Figure dataset records:
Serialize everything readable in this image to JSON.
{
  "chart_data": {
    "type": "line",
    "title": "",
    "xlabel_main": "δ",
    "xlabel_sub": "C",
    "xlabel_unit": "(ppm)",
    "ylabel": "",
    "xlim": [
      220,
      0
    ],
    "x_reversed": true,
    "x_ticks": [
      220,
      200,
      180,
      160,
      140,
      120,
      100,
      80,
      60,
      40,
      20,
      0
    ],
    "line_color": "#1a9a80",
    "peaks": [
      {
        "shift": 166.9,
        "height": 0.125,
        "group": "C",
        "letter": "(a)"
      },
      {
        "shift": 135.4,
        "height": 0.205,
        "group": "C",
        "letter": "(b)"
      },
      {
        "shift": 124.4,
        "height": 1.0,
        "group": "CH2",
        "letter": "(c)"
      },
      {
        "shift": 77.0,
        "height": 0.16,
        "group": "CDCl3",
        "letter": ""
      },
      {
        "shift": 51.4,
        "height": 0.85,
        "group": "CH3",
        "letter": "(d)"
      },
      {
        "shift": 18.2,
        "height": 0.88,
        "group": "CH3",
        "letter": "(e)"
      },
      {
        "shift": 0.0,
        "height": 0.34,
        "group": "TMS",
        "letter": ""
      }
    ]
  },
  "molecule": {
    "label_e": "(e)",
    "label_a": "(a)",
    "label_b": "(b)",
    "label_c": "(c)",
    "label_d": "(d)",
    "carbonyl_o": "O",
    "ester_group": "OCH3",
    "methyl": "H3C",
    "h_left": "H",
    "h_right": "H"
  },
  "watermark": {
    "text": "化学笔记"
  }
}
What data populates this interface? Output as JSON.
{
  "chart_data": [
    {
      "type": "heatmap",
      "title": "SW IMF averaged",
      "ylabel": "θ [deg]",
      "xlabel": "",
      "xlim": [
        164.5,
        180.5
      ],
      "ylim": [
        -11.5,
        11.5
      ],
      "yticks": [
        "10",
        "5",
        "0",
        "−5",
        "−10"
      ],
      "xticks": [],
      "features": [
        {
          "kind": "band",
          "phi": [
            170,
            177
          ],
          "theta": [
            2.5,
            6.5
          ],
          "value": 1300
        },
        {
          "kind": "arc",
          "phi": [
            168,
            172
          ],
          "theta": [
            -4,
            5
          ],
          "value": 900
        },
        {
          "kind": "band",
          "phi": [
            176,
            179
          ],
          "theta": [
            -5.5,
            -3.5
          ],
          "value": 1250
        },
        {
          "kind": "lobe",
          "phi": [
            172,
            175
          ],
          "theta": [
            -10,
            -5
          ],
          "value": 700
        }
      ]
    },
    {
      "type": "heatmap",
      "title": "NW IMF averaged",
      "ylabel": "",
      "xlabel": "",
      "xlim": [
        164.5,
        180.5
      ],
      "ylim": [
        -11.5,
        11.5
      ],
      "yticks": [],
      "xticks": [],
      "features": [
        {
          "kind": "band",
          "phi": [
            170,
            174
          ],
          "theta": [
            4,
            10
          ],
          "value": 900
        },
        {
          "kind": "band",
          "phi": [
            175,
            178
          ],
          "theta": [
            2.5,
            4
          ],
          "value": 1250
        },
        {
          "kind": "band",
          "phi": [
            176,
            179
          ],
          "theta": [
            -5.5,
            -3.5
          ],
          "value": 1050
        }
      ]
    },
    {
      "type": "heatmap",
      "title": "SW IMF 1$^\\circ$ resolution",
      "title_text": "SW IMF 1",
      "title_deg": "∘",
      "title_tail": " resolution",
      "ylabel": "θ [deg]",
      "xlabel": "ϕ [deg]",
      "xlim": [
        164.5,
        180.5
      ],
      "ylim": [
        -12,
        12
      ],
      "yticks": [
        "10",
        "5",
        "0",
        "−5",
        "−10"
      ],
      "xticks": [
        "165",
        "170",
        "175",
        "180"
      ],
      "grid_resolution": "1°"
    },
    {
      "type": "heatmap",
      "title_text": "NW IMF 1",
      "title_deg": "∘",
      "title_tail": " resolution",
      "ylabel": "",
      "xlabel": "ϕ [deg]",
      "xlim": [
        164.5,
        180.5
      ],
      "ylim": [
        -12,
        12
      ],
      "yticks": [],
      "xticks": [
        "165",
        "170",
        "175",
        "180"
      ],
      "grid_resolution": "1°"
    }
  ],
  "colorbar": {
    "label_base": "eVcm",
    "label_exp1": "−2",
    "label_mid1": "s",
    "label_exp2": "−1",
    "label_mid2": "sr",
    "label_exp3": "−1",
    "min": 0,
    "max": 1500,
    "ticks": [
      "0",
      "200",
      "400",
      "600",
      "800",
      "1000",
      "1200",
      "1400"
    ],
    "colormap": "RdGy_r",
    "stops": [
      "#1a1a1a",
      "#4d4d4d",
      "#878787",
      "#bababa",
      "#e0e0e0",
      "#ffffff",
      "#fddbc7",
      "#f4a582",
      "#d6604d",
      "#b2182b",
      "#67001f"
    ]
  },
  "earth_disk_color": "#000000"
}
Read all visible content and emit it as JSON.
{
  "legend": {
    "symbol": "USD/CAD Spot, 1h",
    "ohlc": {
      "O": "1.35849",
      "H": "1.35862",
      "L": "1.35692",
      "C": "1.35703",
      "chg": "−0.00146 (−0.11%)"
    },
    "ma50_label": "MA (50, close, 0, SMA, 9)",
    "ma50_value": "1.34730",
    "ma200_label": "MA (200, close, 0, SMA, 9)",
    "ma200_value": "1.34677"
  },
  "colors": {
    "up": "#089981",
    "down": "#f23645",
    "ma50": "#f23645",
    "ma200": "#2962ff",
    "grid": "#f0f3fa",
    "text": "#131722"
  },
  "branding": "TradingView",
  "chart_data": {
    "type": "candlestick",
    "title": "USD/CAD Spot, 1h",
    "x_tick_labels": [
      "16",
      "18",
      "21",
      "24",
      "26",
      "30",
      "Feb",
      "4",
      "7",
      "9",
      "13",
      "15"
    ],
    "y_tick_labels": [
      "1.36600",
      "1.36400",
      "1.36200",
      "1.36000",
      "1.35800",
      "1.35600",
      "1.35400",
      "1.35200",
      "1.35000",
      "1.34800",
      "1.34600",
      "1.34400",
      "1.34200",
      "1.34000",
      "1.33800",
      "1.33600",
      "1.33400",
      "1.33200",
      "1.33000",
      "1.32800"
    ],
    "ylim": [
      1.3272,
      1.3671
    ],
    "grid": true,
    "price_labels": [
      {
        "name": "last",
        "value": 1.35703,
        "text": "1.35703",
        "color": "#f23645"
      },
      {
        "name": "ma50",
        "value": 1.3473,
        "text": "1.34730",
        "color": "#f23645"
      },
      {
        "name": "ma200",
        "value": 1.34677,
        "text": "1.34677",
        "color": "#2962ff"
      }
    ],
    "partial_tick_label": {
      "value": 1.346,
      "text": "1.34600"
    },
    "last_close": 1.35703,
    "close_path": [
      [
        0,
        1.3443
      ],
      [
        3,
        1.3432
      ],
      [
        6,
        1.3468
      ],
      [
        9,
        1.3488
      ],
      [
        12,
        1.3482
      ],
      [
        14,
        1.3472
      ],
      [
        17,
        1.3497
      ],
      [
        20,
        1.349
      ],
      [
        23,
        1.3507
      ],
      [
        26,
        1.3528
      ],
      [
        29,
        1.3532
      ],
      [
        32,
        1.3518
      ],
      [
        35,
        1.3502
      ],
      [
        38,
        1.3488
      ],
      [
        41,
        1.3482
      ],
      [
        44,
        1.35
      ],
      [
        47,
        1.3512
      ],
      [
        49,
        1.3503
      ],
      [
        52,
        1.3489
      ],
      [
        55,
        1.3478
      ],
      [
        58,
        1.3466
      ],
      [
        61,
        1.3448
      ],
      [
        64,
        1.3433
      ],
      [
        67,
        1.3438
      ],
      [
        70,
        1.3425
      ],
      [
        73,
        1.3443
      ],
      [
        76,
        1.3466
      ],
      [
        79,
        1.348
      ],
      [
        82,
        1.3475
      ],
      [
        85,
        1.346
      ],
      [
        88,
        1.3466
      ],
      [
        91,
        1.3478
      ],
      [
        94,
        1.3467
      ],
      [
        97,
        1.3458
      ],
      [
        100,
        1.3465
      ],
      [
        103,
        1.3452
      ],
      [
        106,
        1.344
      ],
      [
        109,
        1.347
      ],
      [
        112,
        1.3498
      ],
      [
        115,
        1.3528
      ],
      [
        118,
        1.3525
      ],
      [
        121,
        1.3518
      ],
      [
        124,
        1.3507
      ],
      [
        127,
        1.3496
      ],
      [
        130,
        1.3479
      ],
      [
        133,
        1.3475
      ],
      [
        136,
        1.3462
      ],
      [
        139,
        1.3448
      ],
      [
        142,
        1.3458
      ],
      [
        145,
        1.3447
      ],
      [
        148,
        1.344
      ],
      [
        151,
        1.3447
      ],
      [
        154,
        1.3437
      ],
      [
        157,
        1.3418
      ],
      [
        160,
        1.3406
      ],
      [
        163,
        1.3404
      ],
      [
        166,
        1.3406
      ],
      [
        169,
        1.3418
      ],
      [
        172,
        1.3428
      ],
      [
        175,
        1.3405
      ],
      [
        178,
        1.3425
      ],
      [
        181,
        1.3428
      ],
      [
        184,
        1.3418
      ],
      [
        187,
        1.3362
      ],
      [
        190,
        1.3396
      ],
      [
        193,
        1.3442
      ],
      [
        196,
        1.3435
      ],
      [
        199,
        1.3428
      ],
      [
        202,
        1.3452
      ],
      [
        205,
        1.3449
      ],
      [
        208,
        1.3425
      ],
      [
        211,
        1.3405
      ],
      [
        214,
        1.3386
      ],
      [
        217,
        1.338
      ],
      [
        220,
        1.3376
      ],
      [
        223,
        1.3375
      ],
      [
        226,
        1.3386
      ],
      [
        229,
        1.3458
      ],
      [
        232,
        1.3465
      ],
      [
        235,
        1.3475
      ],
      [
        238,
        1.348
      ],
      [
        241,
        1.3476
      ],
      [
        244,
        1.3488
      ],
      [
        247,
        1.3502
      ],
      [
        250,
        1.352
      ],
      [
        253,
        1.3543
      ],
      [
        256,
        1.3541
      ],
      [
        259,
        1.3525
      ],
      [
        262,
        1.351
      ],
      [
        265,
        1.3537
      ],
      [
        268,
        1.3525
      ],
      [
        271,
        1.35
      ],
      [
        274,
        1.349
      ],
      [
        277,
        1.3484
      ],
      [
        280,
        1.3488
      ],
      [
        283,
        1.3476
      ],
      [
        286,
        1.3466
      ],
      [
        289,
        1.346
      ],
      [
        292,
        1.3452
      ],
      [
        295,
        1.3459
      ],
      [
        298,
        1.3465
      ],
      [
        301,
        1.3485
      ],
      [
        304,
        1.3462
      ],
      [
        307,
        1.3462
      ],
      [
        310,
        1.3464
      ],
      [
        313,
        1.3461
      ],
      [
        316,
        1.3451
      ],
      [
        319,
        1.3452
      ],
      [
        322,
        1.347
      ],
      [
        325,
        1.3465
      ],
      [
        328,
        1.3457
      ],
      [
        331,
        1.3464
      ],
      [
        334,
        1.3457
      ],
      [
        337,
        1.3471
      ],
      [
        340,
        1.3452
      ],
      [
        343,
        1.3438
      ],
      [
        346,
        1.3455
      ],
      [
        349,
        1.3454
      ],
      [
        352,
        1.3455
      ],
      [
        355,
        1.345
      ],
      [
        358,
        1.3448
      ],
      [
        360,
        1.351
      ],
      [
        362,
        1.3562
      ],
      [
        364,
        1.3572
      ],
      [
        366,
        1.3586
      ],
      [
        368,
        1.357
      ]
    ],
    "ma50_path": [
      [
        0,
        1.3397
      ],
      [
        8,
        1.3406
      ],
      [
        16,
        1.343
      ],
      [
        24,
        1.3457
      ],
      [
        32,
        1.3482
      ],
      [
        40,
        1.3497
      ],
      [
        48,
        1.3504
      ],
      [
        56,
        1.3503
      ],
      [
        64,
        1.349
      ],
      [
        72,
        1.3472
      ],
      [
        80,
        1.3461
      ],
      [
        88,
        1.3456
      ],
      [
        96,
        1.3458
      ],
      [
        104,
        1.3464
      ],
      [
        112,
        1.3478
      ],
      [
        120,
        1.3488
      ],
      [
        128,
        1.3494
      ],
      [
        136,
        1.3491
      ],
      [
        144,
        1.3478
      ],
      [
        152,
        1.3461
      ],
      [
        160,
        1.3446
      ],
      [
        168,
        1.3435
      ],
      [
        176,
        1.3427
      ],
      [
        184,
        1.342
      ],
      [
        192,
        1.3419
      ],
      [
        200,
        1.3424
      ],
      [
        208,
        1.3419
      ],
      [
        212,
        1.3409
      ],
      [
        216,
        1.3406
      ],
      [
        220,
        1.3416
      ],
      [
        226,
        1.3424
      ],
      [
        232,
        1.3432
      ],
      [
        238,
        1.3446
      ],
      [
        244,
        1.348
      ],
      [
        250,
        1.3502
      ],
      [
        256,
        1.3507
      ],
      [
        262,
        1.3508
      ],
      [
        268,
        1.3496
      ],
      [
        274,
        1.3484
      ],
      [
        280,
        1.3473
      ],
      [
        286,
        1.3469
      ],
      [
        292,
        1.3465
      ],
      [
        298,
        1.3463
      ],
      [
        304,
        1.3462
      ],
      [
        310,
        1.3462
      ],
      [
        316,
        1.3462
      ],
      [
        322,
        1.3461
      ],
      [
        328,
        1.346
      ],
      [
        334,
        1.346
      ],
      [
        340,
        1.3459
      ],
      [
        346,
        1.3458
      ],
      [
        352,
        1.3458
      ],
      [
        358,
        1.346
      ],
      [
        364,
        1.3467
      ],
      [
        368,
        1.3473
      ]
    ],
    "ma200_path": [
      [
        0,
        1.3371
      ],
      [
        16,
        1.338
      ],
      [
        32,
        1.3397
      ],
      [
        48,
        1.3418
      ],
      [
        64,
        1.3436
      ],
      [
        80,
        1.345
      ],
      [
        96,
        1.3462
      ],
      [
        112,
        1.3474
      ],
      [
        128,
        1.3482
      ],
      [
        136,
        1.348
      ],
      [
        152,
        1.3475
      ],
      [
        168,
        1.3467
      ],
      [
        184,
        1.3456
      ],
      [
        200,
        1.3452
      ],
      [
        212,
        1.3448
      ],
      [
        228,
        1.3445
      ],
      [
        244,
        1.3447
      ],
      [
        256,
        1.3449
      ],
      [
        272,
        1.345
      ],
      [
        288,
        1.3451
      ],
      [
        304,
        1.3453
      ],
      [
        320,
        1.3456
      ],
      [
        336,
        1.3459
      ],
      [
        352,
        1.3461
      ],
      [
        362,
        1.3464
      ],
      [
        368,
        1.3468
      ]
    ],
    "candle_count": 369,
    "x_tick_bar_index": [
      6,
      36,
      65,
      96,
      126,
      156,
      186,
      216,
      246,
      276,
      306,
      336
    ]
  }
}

» **Work to be completed**
Select every line where the word "this" occurs.

» **Completed exercise**
Serialize everything readable in this image to JSON.
What data populates this interface? Output as JSON.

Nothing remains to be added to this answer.